Stated goal → State the number of lines that contain the word "JSON", and add nothing else.

Given records →

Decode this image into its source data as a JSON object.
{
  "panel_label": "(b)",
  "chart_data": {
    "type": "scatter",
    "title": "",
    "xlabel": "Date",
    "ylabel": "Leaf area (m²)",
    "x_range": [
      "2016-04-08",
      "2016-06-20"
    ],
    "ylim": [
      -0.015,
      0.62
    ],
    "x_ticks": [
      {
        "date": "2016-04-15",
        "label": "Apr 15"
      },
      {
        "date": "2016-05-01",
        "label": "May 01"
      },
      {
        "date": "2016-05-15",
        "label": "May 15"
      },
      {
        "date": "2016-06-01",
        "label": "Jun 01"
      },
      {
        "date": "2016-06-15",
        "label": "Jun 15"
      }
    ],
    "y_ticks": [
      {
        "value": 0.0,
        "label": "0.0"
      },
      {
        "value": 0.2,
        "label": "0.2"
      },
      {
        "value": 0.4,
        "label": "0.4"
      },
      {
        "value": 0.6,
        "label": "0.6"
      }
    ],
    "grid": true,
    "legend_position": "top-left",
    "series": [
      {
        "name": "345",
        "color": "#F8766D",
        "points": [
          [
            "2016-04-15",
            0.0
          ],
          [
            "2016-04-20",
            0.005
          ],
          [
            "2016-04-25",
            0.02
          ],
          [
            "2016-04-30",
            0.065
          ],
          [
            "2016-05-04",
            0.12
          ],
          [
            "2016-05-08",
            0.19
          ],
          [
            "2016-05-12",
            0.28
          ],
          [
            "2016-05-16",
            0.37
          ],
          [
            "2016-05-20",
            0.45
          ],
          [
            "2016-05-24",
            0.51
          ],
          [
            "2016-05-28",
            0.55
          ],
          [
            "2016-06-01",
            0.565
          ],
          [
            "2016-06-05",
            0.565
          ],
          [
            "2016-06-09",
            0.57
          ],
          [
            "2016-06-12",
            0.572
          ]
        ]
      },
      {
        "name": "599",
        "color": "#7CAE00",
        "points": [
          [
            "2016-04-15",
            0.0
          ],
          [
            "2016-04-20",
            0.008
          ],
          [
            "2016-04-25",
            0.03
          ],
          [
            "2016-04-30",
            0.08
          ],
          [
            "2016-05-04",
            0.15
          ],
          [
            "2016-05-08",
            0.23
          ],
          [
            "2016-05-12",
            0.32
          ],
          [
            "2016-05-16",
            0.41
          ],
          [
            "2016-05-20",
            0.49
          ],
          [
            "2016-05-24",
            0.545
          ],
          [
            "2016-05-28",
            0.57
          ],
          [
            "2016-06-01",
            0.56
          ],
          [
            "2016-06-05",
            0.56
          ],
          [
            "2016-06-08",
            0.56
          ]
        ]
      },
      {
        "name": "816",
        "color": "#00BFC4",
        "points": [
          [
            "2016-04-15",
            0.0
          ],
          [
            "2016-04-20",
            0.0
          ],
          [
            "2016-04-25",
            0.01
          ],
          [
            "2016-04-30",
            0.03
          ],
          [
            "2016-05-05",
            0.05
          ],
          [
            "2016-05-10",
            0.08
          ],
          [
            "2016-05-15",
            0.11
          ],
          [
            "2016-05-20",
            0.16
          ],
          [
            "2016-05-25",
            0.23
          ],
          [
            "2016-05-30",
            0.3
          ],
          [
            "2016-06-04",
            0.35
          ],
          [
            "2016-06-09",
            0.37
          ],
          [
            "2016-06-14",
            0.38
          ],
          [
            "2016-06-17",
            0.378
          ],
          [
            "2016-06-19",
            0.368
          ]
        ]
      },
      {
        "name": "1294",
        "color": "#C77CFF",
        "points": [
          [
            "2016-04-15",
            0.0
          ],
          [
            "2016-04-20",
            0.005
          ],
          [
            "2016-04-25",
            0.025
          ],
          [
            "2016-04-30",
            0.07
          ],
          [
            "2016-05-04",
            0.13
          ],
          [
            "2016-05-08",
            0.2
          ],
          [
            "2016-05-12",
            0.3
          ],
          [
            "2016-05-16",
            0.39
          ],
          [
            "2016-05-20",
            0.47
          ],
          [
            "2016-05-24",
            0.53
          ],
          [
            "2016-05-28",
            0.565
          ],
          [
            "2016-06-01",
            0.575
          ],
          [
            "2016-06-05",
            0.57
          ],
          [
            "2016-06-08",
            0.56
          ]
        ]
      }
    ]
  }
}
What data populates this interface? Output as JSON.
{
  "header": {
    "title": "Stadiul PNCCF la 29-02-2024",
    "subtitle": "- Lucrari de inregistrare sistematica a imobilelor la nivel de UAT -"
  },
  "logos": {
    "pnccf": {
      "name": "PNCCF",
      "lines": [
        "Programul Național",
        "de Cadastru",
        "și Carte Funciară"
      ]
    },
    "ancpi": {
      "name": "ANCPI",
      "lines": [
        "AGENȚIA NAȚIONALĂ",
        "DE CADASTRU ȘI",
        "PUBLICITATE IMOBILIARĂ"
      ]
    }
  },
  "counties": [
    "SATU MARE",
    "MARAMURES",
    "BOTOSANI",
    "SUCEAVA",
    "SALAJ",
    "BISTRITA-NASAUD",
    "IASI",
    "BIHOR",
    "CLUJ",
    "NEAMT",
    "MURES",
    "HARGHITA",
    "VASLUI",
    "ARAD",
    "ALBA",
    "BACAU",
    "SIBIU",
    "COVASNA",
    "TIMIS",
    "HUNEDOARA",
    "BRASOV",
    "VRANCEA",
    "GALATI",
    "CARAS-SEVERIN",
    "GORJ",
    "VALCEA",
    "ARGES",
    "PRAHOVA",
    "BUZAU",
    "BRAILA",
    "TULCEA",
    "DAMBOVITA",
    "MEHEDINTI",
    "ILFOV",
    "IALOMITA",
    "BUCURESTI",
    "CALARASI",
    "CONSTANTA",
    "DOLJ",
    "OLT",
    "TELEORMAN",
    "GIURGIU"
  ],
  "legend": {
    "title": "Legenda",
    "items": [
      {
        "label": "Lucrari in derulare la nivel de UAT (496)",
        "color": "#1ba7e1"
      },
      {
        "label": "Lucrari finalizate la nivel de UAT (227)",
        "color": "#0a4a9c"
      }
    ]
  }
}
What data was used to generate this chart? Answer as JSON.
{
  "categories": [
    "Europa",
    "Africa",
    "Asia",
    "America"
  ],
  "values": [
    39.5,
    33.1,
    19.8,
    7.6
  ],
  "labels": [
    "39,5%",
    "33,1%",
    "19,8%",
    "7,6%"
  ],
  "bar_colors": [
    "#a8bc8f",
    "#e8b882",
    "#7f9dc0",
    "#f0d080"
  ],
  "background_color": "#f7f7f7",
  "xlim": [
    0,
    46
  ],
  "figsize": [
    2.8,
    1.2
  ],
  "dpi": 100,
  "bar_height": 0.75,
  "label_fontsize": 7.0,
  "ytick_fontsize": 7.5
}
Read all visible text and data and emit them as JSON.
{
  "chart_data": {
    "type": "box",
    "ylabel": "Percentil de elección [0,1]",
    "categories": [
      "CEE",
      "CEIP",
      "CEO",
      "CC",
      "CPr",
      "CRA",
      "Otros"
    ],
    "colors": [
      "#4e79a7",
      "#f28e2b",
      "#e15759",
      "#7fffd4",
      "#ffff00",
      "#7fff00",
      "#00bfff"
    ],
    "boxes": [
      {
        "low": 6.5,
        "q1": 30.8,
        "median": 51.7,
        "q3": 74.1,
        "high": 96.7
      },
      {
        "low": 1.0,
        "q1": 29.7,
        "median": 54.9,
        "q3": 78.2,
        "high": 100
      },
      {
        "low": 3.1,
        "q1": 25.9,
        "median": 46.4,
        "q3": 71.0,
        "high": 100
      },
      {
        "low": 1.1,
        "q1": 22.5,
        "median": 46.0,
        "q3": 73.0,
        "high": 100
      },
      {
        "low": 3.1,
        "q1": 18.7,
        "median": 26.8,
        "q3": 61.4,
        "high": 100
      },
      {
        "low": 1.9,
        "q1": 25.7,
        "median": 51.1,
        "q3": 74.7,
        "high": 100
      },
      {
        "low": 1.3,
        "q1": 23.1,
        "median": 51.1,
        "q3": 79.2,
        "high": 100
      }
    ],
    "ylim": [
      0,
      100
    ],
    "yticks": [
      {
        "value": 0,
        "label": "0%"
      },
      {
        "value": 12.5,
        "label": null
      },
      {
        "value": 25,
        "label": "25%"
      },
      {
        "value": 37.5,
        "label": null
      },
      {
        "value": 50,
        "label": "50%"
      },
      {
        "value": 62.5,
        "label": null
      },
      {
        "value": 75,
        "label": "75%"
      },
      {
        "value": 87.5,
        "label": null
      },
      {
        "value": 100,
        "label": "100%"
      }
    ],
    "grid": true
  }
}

Response to the task → 4